> _Work to complete_
Return each line of the records below unchanged, character for character.

> _Provided records_
:::::

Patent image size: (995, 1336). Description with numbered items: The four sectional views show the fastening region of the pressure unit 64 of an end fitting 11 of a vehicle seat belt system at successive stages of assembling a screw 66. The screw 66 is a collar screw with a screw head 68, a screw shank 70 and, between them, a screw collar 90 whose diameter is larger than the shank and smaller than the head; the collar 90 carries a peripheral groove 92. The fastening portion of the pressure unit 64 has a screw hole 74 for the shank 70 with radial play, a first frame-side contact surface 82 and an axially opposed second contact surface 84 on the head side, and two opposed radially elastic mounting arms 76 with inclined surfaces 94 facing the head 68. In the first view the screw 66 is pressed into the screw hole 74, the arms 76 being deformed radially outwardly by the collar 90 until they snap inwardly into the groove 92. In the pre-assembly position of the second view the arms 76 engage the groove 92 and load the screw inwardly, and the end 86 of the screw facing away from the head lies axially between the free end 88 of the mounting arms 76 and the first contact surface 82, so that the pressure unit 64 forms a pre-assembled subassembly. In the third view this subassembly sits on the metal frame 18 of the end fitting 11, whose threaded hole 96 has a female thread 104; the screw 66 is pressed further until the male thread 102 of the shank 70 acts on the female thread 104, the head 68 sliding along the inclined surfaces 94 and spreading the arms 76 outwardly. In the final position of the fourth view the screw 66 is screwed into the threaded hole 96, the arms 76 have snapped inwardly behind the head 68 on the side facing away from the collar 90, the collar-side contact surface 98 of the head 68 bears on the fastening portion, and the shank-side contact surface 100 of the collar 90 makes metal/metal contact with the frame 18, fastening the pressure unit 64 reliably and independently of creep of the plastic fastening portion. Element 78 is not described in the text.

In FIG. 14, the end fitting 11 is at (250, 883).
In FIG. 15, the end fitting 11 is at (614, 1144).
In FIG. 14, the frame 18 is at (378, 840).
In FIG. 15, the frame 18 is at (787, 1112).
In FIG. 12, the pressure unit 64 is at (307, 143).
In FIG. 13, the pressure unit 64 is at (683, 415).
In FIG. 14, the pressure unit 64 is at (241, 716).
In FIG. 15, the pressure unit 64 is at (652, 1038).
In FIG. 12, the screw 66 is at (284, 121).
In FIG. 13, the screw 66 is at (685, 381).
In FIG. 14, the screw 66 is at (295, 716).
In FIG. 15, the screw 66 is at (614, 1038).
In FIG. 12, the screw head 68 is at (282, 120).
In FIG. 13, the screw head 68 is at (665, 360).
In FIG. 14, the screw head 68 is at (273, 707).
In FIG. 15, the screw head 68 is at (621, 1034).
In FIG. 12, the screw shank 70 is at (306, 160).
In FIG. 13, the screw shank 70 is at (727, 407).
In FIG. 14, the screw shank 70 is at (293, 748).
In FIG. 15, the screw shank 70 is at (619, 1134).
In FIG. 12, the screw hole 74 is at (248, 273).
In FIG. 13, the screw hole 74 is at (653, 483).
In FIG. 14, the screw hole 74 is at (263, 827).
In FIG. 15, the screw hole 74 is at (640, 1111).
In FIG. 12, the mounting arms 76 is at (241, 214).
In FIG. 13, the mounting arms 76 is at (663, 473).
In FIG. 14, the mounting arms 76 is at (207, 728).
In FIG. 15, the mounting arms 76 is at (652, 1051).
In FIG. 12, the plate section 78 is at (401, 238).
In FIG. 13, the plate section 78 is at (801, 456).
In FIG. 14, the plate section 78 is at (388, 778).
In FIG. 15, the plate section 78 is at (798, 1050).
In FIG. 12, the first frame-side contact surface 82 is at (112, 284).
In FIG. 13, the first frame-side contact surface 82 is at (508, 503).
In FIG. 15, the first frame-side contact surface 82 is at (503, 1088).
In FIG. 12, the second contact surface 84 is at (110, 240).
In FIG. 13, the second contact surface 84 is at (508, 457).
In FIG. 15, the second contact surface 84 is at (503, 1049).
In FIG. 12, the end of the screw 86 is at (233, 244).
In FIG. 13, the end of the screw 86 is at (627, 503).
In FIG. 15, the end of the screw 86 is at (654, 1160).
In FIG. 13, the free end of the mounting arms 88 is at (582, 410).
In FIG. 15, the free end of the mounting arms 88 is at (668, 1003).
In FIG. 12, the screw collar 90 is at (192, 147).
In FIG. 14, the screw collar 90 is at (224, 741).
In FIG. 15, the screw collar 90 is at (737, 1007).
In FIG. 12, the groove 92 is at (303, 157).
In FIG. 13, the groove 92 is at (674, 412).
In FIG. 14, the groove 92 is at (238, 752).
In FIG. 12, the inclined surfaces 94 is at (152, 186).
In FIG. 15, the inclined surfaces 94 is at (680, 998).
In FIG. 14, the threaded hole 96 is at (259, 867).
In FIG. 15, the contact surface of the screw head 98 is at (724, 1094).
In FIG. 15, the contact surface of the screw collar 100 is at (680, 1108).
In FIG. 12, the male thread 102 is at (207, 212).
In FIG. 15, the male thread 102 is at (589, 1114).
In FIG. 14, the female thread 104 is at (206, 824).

:::::

> _Result of this exercise_
Patent image size: (995, 1336). Description with numbered items: The four sectional views show the fastening region of the pressure unit 64 of an end fitting 11 of a vehicle seat belt system at successive stages of assembling a screw 66. The screw 66 is a collar screw with a screw head 68, a screw shank 70 and, between them, a screw collar 90 whose diameter is larger than the shank and smaller than the head; the collar 90 carries a peripheral groove 92. The fastening portion of the pressure unit 64 has a screw hole 74 for the shank 70 with radial play, a first frame-side contact surface 82 and an axially opposed second contact surface 84 on the head side, and two opposed radially elastic mounting arms 76 with inclined surfaces 94 facing the head 68. In the first view the screw 66 is pressed into the screw hole 74, the arms 76 being deformed radially outwardly by the collar 90 until they snap inwardly into the groove 92. In the pre-assembly position of the second view the arms 76 engage the groove 92 and load the screw inwardly, and the end 86 of the screw facing away from the head lies axially between the free end 88 of the mounting arms 76 and the first contact surface 82, so that the pressure unit 64 forms a pre-assembled subassembly. In the third view this subassembly sits on the metal frame 18 of the end fitting 11, whose threaded hole 96 has a female thread 104; the screw 66 is pressed further until the male thread 102 of the shank 70 acts on the female thread 104, the head 68 sliding along the inclined surfaces 94 and spreading the arms 76 outwardly. In the final position of the fourth view the screw 66 is screwed into the threaded hole 96, the arms 76 have snapped inwardly behind the head 68 on the side facing away from the collar 90, the collar-side contact surface 98 of the head 68 bears on the fastening portion, and the shank-side contact surface 100 of the collar 90 makes metal/metal contact with the frame 18, fastening the pressure unit 64 reliably and independently of creep of the plastic fastening portion. Element 78 is not described in the text.

In FIG. 14, the end fitting 11 is at (250, 883).
In FIG. 15, the end fitting 11 is at (614, 1144).
In FIG. 14, the frame 18 is at (378, 840).
In FIG. 15, the frame 18 is at (787, 1112).
In FIG. 12, the pressure unit 64 is at (307, 143).
In FIG. 13, the pressure unit 64 is at (683, 415).
In FIG. 14, the pressure unit 64 is at (241, 716).
In FIG. 15, the pressure unit 64 is at (652, 1038).
In FIG. 12, the screw 66 is at (284, 121).
In FIG. 13, the screw 66 is at (685, 381).
In FIG. 14, the screw 66 is at (295, 716).
In FIG. 15, the screw 66 is at (614, 1038).
In FIG. 12, the screw head 68 is at (282, 120).
In FIG. 13, the screw head 68 is at (665, 360).
In FIG. 14, the screw head 68 is at (273, 707).
In FIG. 15, the screw head 68 is at (621, 1034).
In FIG. 12, the screw shank 70 is at (306, 160).
In FIG. 13, the screw shank 70 is at (727, 407).
In FIG. 14, the screw shank 70 is at (293, 748).
In FIG. 15, the screw shank 70 is at (619, 1134).
In FIG. 12, the screw hole 74 is at (248, 273).
In FIG. 13, the screw hole 74 is at (653, 483).
In FIG. 14, the screw hole 74 is at (263, 827).
In FIG. 15, the screw hole 74 is at (640, 1111).
In FIG. 12, the mounting arms 76 is at (241, 214).
In FIG. 13, the mounting arms 76 is at (663, 473).
In FIG. 14, the mounting arms 76 is at (207, 728).
In FIG. 15, the mounting arms 76 is at (652, 1051).
In FIG. 12, the plate section 78 is at (401, 238).
In FIG. 13, the plate section 78 is at (801, 456).
In FIG. 14, the plate section 78 is at (388, 778).
In FIG. 15, the plate section 78 is at (798, 1050).
In FIG. 12, the first frame-side contact surface 82 is at (112, 284).
In FIG. 13, the first frame-side contact surface 82 is at (508, 503).
In FIG. 15, the first frame-side contact surface 82 is at (503, 1088).
In FIG. 12, the second contact surface 84 is at (110, 240).
In FIG. 13, the second contact surface 84 is at (508, 457).
In FIG. 15, the second contact surface 84 is at (503, 1049).
In FIG. 12, the end of the screw 86 is at (233, 244).
In FIG. 13, the end of the screw 86 is at (627, 503).
In FIG. 15, the end of the screw 86 is at (654, 1160).
In FIG. 13, the free end of the mounting arms 88 is at (582, 410).
In FIG. 15, the free end of the mounting arms 88 is at (668, 1003).
In FIG. 12, the screw collar 90 is at (192, 147).
In FIG. 14, the screw collar 90 is at (224, 741).
In FIG. 15, the screw collar 90 is at (737, 1007).
In FIG. 12, the groove 92 is at (303, 157).
In FIG. 13, the groove 92 is at (674, 412).
In FIG. 14, the groove 92 is at (238, 752).
In FIG. 12, the inclined surfaces 94 is at (152, 186).
In FIG. 15, the inclined surfaces 94 is at (680, 998).
In FIG. 14, the threaded hole 96 is at (259, 867).
In FIG. 15, the contact surface of the screw head 98 is at (724, 1094).
In FIG. 15, the contact surface of the screw collar 100 is at (680, 1108).
In FIG. 12, the male thread 102 is at (207, 212).
In FIG. 15, the male thread 102 is at (589, 1114).
In FIG. 14, the female thread 104 is at (206, 824).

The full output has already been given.